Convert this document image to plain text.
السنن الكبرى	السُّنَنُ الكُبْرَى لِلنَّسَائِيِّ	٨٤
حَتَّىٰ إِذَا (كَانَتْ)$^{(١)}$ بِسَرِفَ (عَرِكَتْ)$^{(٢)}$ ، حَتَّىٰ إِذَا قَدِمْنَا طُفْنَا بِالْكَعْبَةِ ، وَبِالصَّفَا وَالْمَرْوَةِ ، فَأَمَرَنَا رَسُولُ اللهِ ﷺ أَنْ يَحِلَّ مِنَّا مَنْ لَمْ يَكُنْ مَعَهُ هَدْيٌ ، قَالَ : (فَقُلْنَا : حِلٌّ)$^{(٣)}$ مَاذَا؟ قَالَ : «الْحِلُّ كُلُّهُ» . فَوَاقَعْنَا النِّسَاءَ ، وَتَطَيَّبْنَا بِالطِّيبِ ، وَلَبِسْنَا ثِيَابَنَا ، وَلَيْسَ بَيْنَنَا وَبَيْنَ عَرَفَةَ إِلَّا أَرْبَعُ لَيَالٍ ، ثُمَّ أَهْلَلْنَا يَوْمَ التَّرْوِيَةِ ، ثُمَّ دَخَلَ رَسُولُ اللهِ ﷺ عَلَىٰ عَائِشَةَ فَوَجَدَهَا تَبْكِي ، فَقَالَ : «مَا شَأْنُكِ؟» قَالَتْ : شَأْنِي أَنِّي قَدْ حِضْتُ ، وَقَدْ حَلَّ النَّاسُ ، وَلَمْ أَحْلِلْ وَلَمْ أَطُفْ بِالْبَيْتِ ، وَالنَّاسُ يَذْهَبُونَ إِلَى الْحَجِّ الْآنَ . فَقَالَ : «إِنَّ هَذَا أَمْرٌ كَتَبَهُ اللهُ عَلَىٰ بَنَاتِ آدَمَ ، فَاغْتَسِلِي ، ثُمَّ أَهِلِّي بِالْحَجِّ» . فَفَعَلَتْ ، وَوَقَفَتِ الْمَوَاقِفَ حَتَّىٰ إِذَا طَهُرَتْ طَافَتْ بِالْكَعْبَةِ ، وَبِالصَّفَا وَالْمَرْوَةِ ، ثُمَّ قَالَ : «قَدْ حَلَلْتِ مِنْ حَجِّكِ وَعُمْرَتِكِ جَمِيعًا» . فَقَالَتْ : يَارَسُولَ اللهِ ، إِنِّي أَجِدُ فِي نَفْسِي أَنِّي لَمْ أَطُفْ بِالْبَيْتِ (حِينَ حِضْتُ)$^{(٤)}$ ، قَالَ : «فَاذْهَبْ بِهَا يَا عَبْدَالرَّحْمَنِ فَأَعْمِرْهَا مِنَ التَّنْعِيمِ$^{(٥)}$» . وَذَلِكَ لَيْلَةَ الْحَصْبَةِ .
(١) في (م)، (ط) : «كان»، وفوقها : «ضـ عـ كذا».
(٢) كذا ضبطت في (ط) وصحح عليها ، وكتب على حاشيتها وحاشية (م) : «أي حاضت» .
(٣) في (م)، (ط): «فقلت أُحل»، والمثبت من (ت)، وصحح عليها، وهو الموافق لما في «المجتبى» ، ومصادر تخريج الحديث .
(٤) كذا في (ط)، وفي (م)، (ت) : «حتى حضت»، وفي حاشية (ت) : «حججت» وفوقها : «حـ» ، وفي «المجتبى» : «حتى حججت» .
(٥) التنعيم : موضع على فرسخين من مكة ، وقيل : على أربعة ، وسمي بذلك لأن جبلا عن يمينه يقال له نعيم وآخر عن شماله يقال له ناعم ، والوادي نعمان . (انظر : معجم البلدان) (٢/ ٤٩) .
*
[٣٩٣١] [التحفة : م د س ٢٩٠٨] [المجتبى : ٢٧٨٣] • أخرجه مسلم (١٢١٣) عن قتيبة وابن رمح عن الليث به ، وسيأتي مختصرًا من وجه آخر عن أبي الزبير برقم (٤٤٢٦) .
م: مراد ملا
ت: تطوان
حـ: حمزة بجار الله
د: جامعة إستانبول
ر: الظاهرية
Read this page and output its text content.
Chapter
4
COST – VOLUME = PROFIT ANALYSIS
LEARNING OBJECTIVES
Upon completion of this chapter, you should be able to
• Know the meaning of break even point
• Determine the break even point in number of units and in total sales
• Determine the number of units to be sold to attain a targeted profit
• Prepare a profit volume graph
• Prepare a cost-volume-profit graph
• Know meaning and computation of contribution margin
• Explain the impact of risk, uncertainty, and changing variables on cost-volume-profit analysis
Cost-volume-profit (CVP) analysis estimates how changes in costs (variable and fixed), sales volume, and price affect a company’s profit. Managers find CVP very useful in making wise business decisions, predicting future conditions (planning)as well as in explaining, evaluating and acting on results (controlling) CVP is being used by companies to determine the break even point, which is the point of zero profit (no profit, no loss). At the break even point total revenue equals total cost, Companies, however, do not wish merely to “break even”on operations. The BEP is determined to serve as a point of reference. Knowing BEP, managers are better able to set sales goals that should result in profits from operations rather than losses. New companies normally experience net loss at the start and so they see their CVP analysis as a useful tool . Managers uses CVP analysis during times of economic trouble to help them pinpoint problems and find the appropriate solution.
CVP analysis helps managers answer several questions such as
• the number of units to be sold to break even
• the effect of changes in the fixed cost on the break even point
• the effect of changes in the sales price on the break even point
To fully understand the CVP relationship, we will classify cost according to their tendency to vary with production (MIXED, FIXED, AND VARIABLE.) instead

EXERCISE
Set down the listing in full, keeping every word exactly as it is.

RESULT FOR THIS EXERCISE
Convert this document image to plain text.
السنن الكبرى	السُّنَنُ الكُبْرَى لِلنَّسَائِيِّ	٨٤
حَتَّىٰ إِذَا (كَانَتْ)$^{(١)}$ بِسَرِفَ (عَرِكَتْ)$^{(٢)}$ ، حَتَّىٰ إِذَا قَدِمْنَا طُفْنَا بِالْكَعْبَةِ ، وَبِالصَّفَا وَالْمَرْوَةِ ، فَأَمَرَنَا رَسُولُ اللهِ ﷺ أَنْ يَحِلَّ مِنَّا مَنْ لَمْ يَكُنْ مَعَهُ هَدْيٌ ، قَالَ : (فَقُلْنَا : حِلٌّ)$^{(٣)}$ مَاذَا؟ قَالَ : «الْحِلُّ كُلُّهُ» . فَوَاقَعْنَا النِّسَاءَ ، وَتَطَيَّبْنَا بِالطِّيبِ ، وَلَبِسْنَا ثِيَابَنَا ، وَلَيْسَ بَيْنَنَا وَبَيْنَ عَرَفَةَ إِلَّا أَرْبَعُ لَيَالٍ ، ثُمَّ أَهْلَلْنَا يَوْمَ التَّرْوِيَةِ ، ثُمَّ دَخَلَ رَسُولُ اللهِ ﷺ عَلَىٰ عَائِشَةَ فَوَجَدَهَا تَبْكِي ، فَقَالَ : «مَا شَأْنُكِ؟» قَالَتْ : شَأْنِي أَنِّي قَدْ حِضْتُ ، وَقَدْ حَلَّ النَّاسُ ، وَلَمْ أَحْلِلْ وَلَمْ أَطُفْ بِالْبَيْتِ ، وَالنَّاسُ يَذْهَبُونَ إِلَى الْحَجِّ الْآنَ . فَقَالَ : «إِنَّ هَذَا أَمْرٌ كَتَبَهُ اللهُ عَلَىٰ بَنَاتِ آدَمَ ، فَاغْتَسِلِي ، ثُمَّ أَهِلِّي بِالْحَجِّ» . فَفَعَلَتْ ، وَوَقَفَتِ الْمَوَاقِفَ حَتَّىٰ إِذَا طَهُرَتْ طَافَتْ بِالْكَعْبَةِ ، وَبِالصَّفَا وَالْمَرْوَةِ ، ثُمَّ قَالَ : «قَدْ حَلَلْتِ مِنْ حَجِّكِ وَعُمْرَتِكِ جَمِيعًا» . فَقَالَتْ : يَارَسُولَ اللهِ ، إِنِّي أَجِدُ فِي نَفْسِي أَنِّي لَمْ أَطُفْ بِالْبَيْتِ (حِينَ حِضْتُ)$^{(٤)}$ ، قَالَ : «فَاذْهَبْ بِهَا يَا عَبْدَالرَّحْمَنِ فَأَعْمِرْهَا مِنَ التَّنْعِيمِ$^{(٥)}$» . وَذَلِكَ لَيْلَةَ الْحَصْبَةِ .
(١) في (م)، (ط) : «كان»، وفوقها : «ضـ عـ كذا».
(٢) كذا ضبطت في (ط) وصحح عليها ، وكتب على حاشيتها وحاشية (م) : «أي حاضت» .
(٣) في (م)، (ط): «فقلت أُحل»، والمثبت من (ت)، وصحح عليها، وهو الموافق لما في «المجتبى» ، ومصادر تخريج الحديث .
(٤) كذا في (ط)، وفي (م)، (ت) : «حتى حضت»، وفي حاشية (ت) : «حججت» وفوقها : «حـ» ، وفي «المجتبى» : «حتى حججت» .
(٥) التنعيم : موضع على فرسخين من مكة ، وقيل : على أربعة ، وسمي بذلك لأن جبلا عن يمينه يقال له نعيم وآخر عن شماله يقال له ناعم ، والوادي نعمان . (انظر : معجم البلدان) (٢/ ٤٩) .
*
[٣٩٣١] [التحفة : م د س ٢٩٠٨] [المجتبى : ٢٧٨٣] • أخرجه مسلم (١٢١٣) عن قتيبة وابن رمح عن الليث به ، وسيأتي مختصرًا من وجه آخر عن أبي الزبير برقم (٤٤٢٦) .
م: مراد ملا
ت: تطوان
حـ: حمزة بجار الله
د: جامعة إستانبول
ر: الظاهرية
Read this page and output its text content.
Chapter
4
COST – VOLUME = PROFIT ANALYSIS
LEARNING OBJECTIVES
Upon completion of this chapter, you should be able to
• Know the meaning of break even point
• Determine the break even point in number of units and in total sales
• Determine the number of units to be sold to attain a targeted profit
• Prepare a profit volume graph
• Prepare a cost-volume-profit graph
• Know meaning and computation of contribution margin
• Explain the impact of risk, uncertainty, and changing variables on cost-volume-profit analysis
Cost-volume-profit (CVP) analysis estimates how changes in costs (variable and fixed), sales volume, and price affect a company’s profit. Managers find CVP very useful in making wise business decisions, predicting future conditions (planning)as well as in explaining, evaluating and acting on results (controlling) CVP is being used by companies to determine the break even point, which is the point of zero profit (no profit, no loss). At the break even point total revenue equals total cost, Companies, however, do not wish merely to “break even”on operations. The BEP is determined to serve as a point of reference. Knowing BEP, managers are better able to set sales goals that should result in profits from operations rather than losses. New companies normally experience net loss at the start and so they see their CVP analysis as a useful tool . Managers uses CVP analysis during times of economic trouble to help them pinpoint problems and find the appropriate solution.
CVP analysis helps managers answer several questions such as
• the number of units to be sold to break even
• the effect of changes in the fixed cost on the break even point
• the effect of changes in the sales price on the break even point
To fully understand the CVP relationship, we will classify cost according to their tendency to vary with production (MIXED, FIXED, AND VARIABLE.) instead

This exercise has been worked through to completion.